### [Directions]
Please report how many lines in the following material hold the string "kidneys", giving only the number.

__________

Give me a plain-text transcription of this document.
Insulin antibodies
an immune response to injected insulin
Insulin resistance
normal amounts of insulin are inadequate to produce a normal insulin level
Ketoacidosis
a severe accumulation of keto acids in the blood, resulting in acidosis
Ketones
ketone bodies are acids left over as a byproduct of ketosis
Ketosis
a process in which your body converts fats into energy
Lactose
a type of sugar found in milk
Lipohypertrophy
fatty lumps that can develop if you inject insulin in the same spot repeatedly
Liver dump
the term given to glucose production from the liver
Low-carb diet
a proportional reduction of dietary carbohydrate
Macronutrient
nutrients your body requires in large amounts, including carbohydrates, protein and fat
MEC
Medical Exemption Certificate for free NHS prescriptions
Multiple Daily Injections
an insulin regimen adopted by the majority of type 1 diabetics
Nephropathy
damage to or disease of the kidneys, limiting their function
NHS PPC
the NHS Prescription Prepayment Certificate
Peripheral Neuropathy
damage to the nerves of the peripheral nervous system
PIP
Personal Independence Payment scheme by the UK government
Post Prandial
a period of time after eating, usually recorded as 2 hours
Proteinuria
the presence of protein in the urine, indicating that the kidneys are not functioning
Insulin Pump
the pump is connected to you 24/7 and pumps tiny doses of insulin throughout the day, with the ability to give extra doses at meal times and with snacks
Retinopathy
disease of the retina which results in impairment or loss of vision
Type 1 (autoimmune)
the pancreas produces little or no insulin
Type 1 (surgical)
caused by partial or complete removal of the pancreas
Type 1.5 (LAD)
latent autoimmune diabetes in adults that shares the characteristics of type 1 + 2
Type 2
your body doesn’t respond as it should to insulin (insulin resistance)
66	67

__________

### [Solution]
2